> Task requirements:
Check every line below for the word "square" and copy each one that has it.

── Task material ──

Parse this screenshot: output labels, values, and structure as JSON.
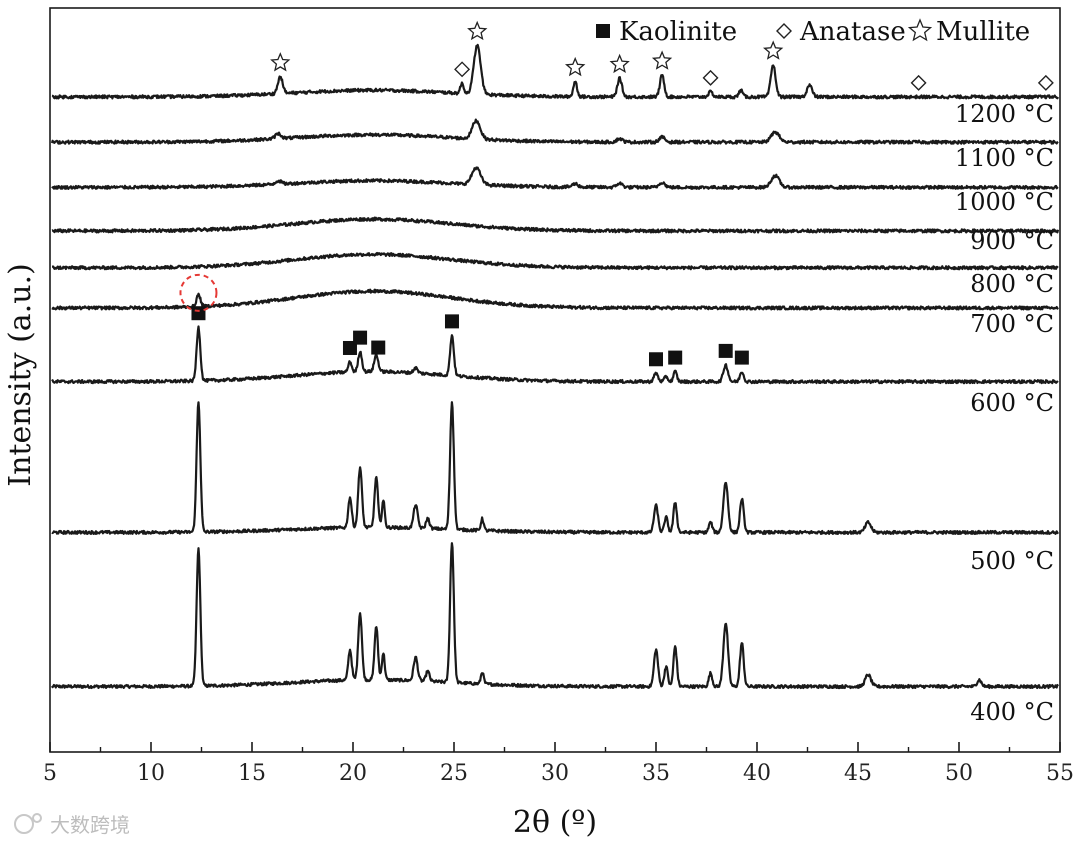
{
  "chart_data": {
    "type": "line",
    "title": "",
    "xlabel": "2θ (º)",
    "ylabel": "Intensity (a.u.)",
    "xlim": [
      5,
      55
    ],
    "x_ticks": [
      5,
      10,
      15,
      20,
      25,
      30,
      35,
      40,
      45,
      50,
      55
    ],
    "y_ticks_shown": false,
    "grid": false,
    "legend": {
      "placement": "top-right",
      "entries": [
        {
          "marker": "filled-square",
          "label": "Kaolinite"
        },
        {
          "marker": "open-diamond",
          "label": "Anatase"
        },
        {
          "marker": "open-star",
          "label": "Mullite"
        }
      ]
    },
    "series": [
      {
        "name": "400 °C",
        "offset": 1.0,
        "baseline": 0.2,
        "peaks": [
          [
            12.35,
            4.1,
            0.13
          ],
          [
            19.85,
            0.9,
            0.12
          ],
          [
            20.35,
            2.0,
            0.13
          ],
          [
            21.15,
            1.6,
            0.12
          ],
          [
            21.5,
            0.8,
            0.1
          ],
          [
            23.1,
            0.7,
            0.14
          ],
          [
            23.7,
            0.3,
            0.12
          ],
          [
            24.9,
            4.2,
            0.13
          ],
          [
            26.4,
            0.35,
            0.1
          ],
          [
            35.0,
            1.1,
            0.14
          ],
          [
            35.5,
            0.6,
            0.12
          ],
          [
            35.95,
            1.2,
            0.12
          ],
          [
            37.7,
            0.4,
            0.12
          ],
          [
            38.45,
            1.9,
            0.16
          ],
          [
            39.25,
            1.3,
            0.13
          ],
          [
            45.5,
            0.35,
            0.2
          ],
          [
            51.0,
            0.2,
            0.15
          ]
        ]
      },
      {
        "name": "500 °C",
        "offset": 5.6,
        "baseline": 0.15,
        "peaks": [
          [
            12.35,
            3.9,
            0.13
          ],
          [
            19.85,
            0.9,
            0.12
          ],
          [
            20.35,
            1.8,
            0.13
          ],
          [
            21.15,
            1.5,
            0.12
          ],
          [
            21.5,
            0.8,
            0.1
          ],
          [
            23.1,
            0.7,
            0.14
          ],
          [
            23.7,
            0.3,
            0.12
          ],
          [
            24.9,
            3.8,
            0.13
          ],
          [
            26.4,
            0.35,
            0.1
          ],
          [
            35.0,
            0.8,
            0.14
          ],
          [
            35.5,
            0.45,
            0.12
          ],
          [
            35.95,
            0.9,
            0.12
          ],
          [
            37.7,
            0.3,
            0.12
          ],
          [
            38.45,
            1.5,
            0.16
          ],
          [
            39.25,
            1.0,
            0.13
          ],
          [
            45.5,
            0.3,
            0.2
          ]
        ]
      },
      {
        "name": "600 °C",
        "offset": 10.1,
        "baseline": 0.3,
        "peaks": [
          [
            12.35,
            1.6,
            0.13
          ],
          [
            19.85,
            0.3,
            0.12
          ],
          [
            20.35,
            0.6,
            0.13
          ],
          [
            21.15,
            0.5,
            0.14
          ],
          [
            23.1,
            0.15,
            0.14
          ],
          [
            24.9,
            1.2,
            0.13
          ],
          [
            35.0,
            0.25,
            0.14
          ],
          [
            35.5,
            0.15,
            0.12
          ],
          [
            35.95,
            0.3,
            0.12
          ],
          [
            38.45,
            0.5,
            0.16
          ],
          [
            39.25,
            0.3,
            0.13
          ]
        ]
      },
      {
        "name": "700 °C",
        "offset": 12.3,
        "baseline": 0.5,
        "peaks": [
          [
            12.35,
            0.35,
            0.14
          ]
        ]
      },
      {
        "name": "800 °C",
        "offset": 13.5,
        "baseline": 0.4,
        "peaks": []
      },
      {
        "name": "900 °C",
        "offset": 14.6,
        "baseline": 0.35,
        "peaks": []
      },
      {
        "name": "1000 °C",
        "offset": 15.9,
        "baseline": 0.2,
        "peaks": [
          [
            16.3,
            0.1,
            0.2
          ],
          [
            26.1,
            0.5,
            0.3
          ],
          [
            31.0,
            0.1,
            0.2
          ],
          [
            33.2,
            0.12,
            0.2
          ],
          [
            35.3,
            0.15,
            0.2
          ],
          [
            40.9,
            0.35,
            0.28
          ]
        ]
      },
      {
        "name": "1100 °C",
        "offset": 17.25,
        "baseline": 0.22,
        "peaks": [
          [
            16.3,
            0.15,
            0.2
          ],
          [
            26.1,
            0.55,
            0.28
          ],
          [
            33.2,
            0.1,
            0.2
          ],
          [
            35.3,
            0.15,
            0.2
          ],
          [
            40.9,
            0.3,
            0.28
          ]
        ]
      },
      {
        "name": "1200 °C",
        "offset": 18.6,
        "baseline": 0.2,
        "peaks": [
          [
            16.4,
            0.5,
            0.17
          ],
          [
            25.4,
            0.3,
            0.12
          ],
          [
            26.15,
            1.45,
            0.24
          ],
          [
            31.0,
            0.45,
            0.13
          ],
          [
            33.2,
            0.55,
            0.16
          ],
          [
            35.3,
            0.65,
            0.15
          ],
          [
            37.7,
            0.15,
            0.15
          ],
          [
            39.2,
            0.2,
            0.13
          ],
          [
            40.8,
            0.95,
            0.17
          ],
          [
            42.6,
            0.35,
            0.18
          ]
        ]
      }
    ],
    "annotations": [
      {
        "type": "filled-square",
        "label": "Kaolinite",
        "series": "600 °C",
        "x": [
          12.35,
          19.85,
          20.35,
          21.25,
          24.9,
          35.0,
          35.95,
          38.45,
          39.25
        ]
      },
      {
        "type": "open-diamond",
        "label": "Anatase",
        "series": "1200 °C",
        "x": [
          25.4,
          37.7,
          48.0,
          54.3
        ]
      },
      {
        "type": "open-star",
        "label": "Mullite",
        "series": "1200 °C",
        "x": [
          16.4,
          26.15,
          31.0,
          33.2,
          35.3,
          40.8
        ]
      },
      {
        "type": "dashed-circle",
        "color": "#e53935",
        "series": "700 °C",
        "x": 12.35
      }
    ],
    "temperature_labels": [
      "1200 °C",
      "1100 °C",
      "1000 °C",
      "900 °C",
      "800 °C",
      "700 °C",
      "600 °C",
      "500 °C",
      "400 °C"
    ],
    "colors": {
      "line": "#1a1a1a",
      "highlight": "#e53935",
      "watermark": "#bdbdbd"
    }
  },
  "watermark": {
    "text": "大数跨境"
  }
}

───
── Task material ──

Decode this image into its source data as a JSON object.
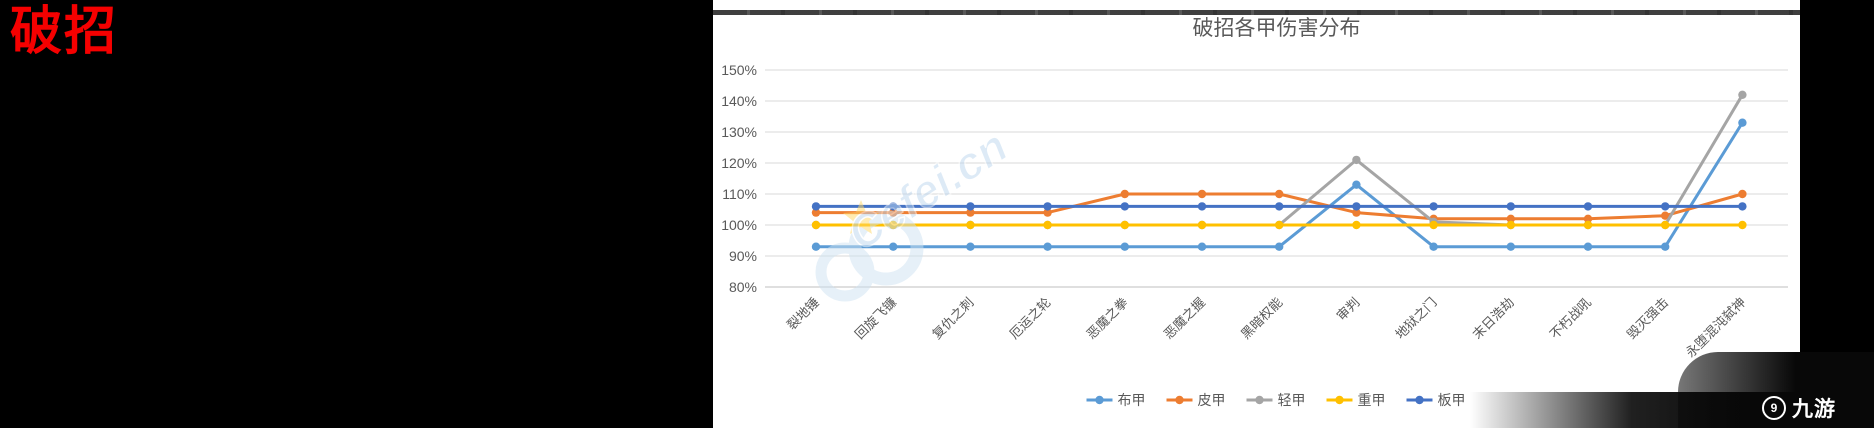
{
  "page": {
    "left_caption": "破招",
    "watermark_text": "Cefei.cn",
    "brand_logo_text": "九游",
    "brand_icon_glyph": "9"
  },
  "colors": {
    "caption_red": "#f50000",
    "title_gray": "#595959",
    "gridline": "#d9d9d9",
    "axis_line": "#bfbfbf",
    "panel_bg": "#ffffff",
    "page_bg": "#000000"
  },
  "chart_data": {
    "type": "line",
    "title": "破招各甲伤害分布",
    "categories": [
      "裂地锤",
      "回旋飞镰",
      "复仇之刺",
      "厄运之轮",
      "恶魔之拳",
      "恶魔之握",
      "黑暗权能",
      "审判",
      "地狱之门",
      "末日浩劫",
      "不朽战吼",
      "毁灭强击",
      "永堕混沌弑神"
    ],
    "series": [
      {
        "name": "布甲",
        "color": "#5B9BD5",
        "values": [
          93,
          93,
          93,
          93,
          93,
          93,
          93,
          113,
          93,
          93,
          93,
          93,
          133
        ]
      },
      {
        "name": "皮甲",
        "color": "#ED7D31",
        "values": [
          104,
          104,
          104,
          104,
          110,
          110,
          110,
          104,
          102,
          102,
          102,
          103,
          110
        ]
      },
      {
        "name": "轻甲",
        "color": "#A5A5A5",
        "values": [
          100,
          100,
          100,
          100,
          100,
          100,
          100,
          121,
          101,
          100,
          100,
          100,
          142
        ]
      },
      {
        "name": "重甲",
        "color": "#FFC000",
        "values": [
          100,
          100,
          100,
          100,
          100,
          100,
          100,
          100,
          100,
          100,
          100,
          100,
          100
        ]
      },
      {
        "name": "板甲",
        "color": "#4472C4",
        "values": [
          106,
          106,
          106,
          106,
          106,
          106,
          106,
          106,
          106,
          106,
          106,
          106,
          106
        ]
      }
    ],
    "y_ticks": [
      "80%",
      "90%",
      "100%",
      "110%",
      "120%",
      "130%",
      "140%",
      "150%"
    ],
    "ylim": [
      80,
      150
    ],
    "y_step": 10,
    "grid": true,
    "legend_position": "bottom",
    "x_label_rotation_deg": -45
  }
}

───

> Output for this task:
          "marker": "filled-square",
        "type": "filled-square",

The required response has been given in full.